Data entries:

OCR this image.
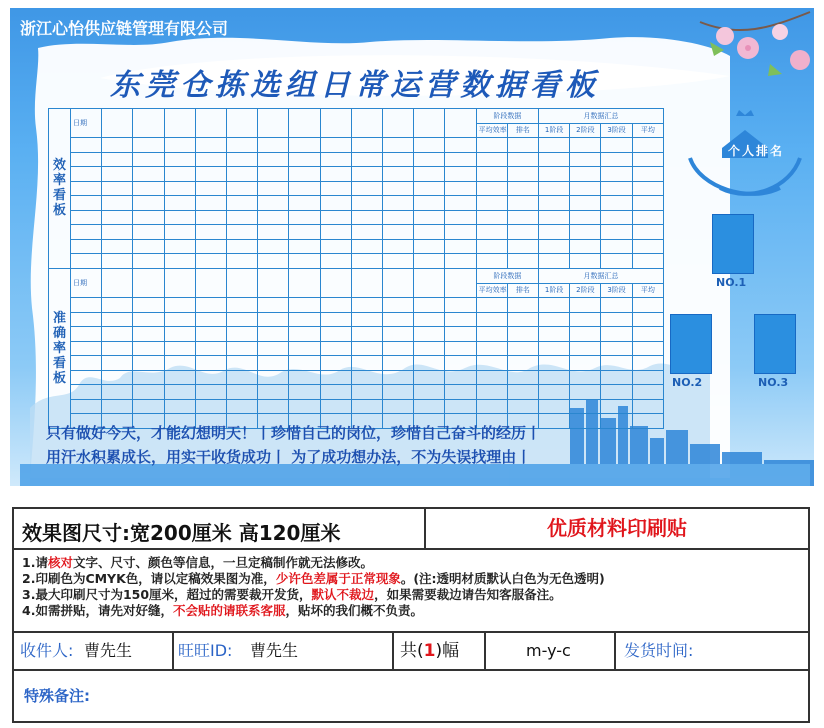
浙江心怡供应链管理有限公司
东莞仓拣选组日常运营数据看板
效率看板	日期													阶段数据		月数据汇总			
														平均效率	排名	1阶段	2阶段	3阶段	平均

准确率看板	日期													阶段数据		月数据汇总			
														平均效率	排名	1阶段	2阶段	3阶段	平均

个人排名
NO.1
NO.2	NO.3
只有做好今天，才能幻想明天！丨珍惜自己的岗位，珍惜自己奋斗的经历丨
用汗水积累成长，用实干收货成功丨 为了成功想办法，不为失误找理由丨
效果图尺寸:宽200厘米 高120厘米	优质材料印刷贴
1.请核对文字、尺寸、颜色等信息，一旦定稿制作就无法修改。
2.印刷色为CMYK色，请以定稿效果图为准，少许色差属于正常现象。(注:透明材质默认白色为无色透明)
3.最大印刷尺寸为150厘米，超过的需要裁开发货，默认不裁边，如果需要裁边请告知客服备注。
4.如需拼贴，请先对好缝，不会贴的请联系客服，贴坏的我们概不负责。
收件人: 曹先生	旺旺ID: 曹先生	共(1)幅	m-y-c	发货时间:
特殊备注:
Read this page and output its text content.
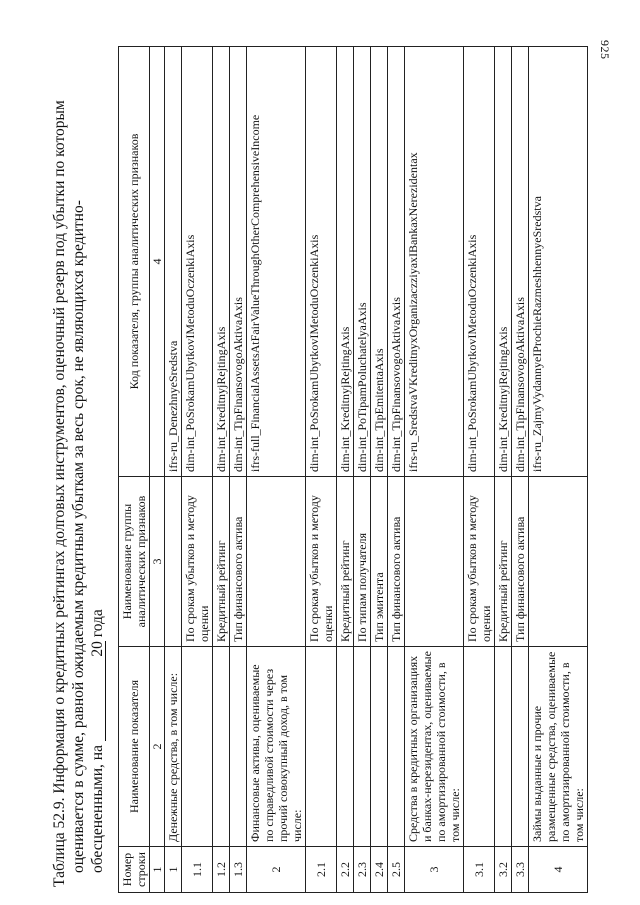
925
Таблица 52.9. Информация о кредитных рейтингах долговых инструментов, оценочный резерв под убытки по которым оценивается в сумме, равной ожидаемым кредитным убыткам за весь срок, не являющихся кредитно- обесцененными, на 20 года
Номер строки	Наименование показателя	Наименование группы аналитических признаков	Код показателя, группы аналитических признаков
1	2	3	4
1	Денежные средства, в том числе:		ifrs-ru_DenezhnyeSredstva
1.1		По срокам убытков и методу оценки	dim-int_PoSrokamUbytkovIMetoduOczenkiAxis
1.2		Кредитный рейтинг	dim-int_KreditnyjRejtingAxis
1.3		Тип финансового актива	dim-int_TipFinansovogoAktivaAxis
2	Финансовые активы, оцениваемые по справедливой стоимости через прочий совокупный доход, в том числе:		ifrs-full_FinancialAssetsAtFairValueThroughOtherComprehensiveIncome
2.1		По срокам убытков и методу оценки	dim-int_PoSrokamUbytkovIMetoduOczenkiAxis
2.2		Кредитный рейтинг	dim-int_KreditnyjRejtingAxis
2.3		По типам получателя	dim-int_PoTipamPoluchatelyaAxis
2.4		Тип эмитента	dim-int_TipEmitentaAxis
2.5		Тип финансового актива	dim-int_TipFinansovogoAktivaAxis
3	Средства в кредитных организациях и банках-нерезидентах, оцениваемые по амортизированной стоимости, в том числе:		ifrs-ru_SredstvaVKreditnyxOrganizaczziyaxIBankaxNerezidentax
3.1		По срокам убытков и методу оценки	dim-int_PoSrokamUbytkovIMetoduOczenkiAxis
3.2		Кредитный рейтинг	dim-int_KreditnyjRejtingAxis
3.3		Тип финансового актива	dim-int_TipFinansovogoAktivaAxis
4	Займы выданные и прочие размещенные средства, оцениваемые по амортизированной стоимости, в том числе:		ifrs-ru_ZajmyVydannyeIProchieRazmeshhennyeSredstva
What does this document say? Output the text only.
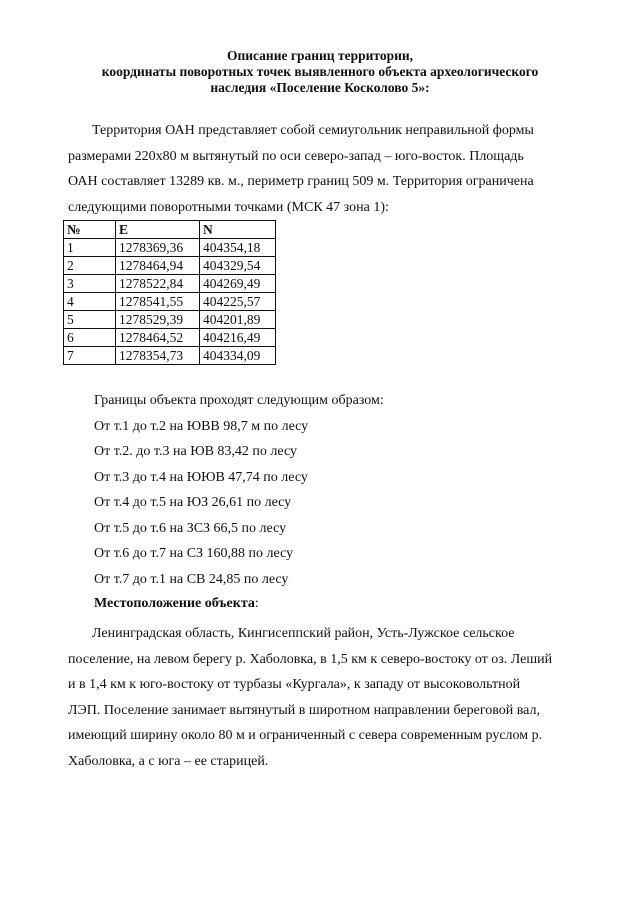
Описание границ территории,
координаты поворотных точек выявленного объекта археологического
наследия «Поселение Косколово 5»:
Территория ОАН представляет собой семиугольник неправильной формы
размерами 220х80 м вытянутый по оси северо-запад – юго-восток. Площадь
ОАН составляет 13289 кв. м., периметр границ 509 м. Территория ограничена
следующими поворотными точками (МСК 47 зона 1):
№	E	N
1	1278369,36	404354,18
2	1278464,94	404329,54
3	1278522,84	404269,49
4	1278541,55	404225,57
5	1278529,39	404201,89
6	1278464,52	404216,49
7	1278354,73	404334,09
Границы объекта проходят следующим образом:
От т.1 до т.2 на ЮВВ 98,7 м по лесу
От т.2. до т.3 на ЮВ 83,42 по лесу
От т.3 до т.4 на ЮЮВ 47,74 по лесу
От т.4 до т.5 на ЮЗ 26,61 по лесу
От т.5 до т.6 на ЗСЗ 66,5 по лесу
От т.6 до т.7 на СЗ 160,88 по лесу
От т.7 до т.1 на СВ 24,85 по лесу
Местоположение объекта:
Ленинградская область, Кингисеппский район, Усть-Лужское сельское
поселение, на левом берегу р. Хаболовка, в 1,5 км к северо-востоку от оз. Леший
и в 1,4 км к юго-востоку от турбазы «Кургала», к западу от высоковольтной
ЛЭП. Поселение занимает вытянутый в широтном направлении береговой вал,
имеющий ширину около 80 м и ограниченный с севера современным руслом р.
Хаболовка, а с юга – ее старицей.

Problem —
Track down the lines that include the word "лесу" and copy them.

Right answer —
От т.1 до т.2 на ЮВВ 98,7 м по лесу
От т.2. до т.3 на ЮВ 83,42 по лесу
От т.3 до т.4 на ЮЮВ 47,74 по лесу
От т.4 до т.5 на ЮЗ 26,61 по лесу
От т.5 до т.6 на ЗСЗ 66,5 по лесу
От т.6 до т.7 на СЗ 160,88 по лесу
От т.7 до т.1 на СВ 24,85 по лесу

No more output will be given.